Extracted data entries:

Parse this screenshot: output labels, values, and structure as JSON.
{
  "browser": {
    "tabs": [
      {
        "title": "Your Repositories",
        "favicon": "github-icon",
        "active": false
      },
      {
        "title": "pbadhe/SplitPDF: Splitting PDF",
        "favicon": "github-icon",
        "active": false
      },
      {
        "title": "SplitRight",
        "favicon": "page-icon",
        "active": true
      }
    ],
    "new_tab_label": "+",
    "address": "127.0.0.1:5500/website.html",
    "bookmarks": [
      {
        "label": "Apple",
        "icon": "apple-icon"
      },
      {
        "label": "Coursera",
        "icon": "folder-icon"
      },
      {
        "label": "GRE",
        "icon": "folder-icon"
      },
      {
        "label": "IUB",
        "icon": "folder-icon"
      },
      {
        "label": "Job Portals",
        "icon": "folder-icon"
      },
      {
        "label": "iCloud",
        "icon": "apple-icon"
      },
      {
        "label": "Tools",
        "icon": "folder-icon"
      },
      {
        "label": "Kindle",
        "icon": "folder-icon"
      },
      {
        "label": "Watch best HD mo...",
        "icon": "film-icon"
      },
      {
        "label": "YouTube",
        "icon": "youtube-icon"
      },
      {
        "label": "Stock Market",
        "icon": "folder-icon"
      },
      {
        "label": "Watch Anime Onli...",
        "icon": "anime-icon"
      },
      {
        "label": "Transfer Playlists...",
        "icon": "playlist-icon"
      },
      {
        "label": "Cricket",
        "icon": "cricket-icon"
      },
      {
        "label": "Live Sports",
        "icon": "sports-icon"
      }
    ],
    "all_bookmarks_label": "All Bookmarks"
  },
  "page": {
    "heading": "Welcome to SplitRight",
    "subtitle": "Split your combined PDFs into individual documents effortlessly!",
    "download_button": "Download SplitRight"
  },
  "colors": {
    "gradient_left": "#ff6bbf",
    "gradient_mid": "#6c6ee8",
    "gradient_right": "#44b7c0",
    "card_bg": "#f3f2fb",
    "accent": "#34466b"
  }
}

- **DIRECTIONS FOR THIS TASK**:
Please reproduce each line exactly as written.

- **EXPECTED OUTPUT**:
Parse this screenshot: output labels, values, and structure as JSON.
{
  "browser": {
    "tabs": [
      {
        "title": "Your Repositories",
        "favicon": "github-icon",
        "active": false
      },
      {
        "title": "pbadhe/SplitPDF: Splitting PDF",
        "favicon": "github-icon",
        "active": false
      },
      {
        "title": "SplitRight",
        "favicon": "page-icon",
        "active": true
      }
    ],
    "new_tab_label": "+",
    "address": "127.0.0.1:5500/website.html",
    "bookmarks": [
      {
        "label": "Apple",
        "icon": "apple-icon"
      },
      {
        "label": "Coursera",
        "icon": "folder-icon"
      },
      {
        "label": "GRE",
        "icon": "folder-icon"
      },
      {
        "label": "IUB",
        "icon": "folder-icon"
      },
      {
        "label": "Job Portals",
        "icon": "folder-icon"
      },
      {
        "label": "iCloud",
        "icon": "apple-icon"
      },
      {
        "label": "Tools",
        "icon": "folder-icon"
      },
      {
        "label": "Kindle",
        "icon": "folder-icon"
      },
      {
        "label": "Watch best HD mo...",
        "icon": "film-icon"
      },
      {
        "label": "YouTube",
        "icon": "youtube-icon"
      },
      {
        "label": "Stock Market",
        "icon": "folder-icon"
      },
      {
        "label": "Watch Anime Onli...",
        "icon": "anime-icon"
      },
      {
        "label": "Transfer Playlists...",
        "icon": "playlist-icon"
      },
      {
        "label": "Cricket",
        "icon": "cricket-icon"
      },
      {
        "label": "Live Sports",
        "icon": "sports-icon"
      }
    ],
    "all_bookmarks_label": "All Bookmarks"
  },
  "page": {
    "heading": "Welcome to SplitRight",
    "subtitle": "Split your combined PDFs into individual documents effortlessly!",
    "download_button": "Download SplitRight"
  },
  "colors": {
    "gradient_left": "#ff6bbf",
    "gradient_mid": "#6c6ee8",
    "gradient_right": "#44b7c0",
    "card_bg": "#f3f2fb",
    "accent": "#34466b"
  }
}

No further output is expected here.